▶ **Texto extraído**:
◇ ◇ ◇ ◇ ◇ ◇ ◇
El modelo de salud que Chile necesita



A pesar de los grandes avances que ha vivido el país en materia de salud pública en los últimos 30 años, gran parte de ellos impulsados por gobiernos de centroizquierda, se mantiene un descontento profundo por el servicio que entrega el sector público y una rabia latente por la discriminación que generaría la salud privada.

Así, se solicita un cambio profundo al sistema de seguridad social, que conlleve modificaciones radicales al de salud actual, pasando a un modelo único, centralizado y mancomunado, que relegue al mundo privado asegurador a tercer plano y sin participación activa en la red de seguridad social, incluso de la red prestadora privada, haciéndonos creer que eso producirá un impacto positivo en el financiamiento público, con más justicia social, solidaridad e igualdad, para lo cual se plantean soluciones como aumentar el per cápita o el gasto del Estado.
◇ ◇ ◇ ◇ ◇ ◇ ◇
▶ **Datos extraídos**:
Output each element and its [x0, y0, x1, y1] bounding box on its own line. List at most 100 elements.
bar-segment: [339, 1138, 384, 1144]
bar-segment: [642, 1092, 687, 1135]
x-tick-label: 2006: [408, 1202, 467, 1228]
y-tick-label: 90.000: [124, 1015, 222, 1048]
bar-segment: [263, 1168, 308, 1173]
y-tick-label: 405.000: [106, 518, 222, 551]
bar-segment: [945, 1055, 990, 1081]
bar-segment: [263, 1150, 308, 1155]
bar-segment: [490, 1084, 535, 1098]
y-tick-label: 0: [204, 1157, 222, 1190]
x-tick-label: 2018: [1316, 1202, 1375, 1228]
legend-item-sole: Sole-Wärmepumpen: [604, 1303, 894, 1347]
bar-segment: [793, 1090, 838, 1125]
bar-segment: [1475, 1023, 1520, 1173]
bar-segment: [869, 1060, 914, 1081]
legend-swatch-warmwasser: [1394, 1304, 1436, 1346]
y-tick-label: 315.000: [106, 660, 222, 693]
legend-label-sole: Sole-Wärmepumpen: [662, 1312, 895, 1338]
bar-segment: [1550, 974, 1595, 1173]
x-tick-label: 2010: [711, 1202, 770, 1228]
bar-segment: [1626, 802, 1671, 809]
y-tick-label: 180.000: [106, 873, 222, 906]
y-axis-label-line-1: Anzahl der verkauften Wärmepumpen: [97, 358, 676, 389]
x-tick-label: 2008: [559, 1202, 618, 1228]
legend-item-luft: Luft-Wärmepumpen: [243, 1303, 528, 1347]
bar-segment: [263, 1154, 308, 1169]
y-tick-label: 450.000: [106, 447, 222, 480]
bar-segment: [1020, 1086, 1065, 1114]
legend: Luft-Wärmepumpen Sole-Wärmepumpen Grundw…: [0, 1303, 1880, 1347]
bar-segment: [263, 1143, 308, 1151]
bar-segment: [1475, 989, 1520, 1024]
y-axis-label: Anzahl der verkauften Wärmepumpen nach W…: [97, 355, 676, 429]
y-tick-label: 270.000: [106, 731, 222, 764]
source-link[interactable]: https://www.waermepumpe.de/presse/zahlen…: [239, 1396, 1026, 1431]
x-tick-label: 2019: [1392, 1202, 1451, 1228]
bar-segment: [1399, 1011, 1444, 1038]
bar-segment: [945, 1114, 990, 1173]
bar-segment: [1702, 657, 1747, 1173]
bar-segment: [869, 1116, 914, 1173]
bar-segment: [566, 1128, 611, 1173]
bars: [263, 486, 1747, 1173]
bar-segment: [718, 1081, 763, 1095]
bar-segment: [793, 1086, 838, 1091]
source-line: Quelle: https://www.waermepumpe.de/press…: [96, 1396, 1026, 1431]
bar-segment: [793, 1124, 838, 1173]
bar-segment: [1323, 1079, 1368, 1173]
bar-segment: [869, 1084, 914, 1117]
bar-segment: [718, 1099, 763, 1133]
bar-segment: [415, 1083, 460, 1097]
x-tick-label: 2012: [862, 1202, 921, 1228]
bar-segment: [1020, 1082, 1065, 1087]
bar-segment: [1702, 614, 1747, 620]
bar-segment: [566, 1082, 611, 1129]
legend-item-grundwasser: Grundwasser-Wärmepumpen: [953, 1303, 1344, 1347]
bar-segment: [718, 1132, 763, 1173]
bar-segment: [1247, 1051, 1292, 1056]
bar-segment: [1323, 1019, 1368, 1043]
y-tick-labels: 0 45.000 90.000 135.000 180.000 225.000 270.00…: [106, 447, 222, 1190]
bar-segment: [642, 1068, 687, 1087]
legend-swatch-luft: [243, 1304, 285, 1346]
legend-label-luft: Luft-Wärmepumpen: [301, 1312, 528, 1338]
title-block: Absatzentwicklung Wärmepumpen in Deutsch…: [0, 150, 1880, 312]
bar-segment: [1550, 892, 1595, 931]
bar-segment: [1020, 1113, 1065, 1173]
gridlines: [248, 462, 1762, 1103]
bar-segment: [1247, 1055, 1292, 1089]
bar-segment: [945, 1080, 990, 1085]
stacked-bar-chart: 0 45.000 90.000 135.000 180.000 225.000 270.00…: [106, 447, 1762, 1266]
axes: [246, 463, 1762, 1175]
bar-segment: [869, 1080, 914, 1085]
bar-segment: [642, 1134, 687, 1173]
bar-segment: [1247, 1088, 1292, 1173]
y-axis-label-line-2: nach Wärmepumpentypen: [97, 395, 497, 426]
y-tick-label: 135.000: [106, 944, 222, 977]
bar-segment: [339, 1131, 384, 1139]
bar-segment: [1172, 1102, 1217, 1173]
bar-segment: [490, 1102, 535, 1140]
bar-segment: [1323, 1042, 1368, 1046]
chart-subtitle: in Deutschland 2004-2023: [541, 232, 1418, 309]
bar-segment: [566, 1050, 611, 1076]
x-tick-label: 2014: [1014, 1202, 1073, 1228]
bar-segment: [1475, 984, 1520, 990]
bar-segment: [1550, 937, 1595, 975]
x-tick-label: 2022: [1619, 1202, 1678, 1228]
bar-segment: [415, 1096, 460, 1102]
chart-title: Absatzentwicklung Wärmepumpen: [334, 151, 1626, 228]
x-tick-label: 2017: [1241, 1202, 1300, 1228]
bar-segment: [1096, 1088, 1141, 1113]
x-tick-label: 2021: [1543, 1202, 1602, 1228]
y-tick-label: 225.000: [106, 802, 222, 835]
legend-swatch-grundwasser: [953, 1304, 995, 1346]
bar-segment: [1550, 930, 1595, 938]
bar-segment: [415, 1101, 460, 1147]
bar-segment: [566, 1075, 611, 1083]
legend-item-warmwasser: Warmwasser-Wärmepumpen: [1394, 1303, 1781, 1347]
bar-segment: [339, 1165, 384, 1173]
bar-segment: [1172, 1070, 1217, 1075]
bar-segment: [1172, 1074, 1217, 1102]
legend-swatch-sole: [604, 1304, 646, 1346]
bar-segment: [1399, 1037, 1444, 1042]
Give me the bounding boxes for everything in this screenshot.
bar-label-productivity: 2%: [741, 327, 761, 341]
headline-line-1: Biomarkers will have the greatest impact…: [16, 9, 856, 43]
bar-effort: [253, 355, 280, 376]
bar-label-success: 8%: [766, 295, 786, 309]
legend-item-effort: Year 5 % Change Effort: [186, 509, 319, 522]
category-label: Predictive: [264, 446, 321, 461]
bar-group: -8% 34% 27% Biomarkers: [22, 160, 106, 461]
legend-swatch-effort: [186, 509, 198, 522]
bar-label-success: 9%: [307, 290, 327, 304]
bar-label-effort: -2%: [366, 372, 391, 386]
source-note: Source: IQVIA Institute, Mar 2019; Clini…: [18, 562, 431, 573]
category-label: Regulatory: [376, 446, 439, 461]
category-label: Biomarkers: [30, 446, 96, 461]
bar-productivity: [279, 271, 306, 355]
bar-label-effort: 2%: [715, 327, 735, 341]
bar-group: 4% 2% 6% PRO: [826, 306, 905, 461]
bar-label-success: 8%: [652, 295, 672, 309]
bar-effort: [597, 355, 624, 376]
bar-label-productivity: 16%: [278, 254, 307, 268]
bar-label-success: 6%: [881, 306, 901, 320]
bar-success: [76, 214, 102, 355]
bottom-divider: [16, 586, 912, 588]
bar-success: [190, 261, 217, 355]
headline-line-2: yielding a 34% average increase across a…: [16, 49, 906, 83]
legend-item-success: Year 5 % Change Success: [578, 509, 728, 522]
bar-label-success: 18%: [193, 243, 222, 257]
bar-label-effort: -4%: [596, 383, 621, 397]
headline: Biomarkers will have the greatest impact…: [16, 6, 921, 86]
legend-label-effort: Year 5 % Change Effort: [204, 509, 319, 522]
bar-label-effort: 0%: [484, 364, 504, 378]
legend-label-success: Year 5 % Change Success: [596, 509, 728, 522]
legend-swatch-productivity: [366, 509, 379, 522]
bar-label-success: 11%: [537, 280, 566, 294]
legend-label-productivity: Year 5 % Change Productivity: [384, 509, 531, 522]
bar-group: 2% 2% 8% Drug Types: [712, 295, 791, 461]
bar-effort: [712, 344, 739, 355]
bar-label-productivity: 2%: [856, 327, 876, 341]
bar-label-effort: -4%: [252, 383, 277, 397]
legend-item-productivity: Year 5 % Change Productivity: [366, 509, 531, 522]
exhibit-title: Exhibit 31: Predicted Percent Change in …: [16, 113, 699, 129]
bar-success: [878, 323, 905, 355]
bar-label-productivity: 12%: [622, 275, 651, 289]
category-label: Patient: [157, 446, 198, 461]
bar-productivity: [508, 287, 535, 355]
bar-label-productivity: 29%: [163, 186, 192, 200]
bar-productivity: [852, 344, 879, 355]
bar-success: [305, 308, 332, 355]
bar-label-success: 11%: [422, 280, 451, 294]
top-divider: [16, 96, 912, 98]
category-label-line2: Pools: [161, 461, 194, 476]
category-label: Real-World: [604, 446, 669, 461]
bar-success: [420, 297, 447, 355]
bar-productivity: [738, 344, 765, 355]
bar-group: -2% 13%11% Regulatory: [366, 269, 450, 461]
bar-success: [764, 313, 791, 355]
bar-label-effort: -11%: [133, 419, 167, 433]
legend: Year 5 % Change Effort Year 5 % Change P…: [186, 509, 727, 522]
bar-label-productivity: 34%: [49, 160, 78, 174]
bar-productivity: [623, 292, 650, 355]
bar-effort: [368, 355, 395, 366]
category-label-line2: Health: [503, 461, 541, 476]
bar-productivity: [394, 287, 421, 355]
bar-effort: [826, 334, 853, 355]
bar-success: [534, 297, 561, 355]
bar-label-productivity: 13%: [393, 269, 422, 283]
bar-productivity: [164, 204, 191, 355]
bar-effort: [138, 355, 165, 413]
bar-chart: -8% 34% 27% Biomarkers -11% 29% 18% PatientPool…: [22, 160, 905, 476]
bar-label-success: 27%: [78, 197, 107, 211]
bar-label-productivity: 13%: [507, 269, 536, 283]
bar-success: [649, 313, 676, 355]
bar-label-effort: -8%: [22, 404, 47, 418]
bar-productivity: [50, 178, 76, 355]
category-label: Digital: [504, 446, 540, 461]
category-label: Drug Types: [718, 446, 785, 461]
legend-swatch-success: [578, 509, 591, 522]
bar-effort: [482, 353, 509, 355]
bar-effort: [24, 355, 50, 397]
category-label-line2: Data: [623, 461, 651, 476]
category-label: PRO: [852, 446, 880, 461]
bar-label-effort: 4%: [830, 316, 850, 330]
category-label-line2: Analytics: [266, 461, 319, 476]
◇ ◇ ◇ ◇ ◇ ◇ ◇
▶ **Tareas pendientes**:
1 > Indica si cada afirmación coincide con el texto sobre el modelo de salud chileno. Responde sí o no y cita las palabras exactas del texto que lo deciden.
(a) Gran parte de los avances en salud pública fueron impulsados por gobiernos de centroizquierda.
(b) El cambio que se solicita daría al mundo privado asegurador un papel central.
(c) Entre las soluciones planteadas figura reducir el gasto del Estado.
2 > Responde estas preguntas con datos del texto sobre el modelo de salud chileno:
(a) ¿En cuántos años se han producido los avances en salud pública que menciona?
(b) ¿Qué tres rasgos tendría el modelo que se pide?
(c) ¿Qué provoca una rabia latente?

▶ **Lista de respuestas**:
1 >
(a) Sí: "gran parte de ellos impulsados por gobiernos de centroizquierda".
(b) No: "que relegue al mundo privado asegurador a tercer plano".
(c) No: "aumentar el per cápita o el gasto del Estado".

2 >
(a) En los últimos 30 años.
(b) Sería único, centralizado y mancomunado.
(c) La discriminación que generaría la salud privada.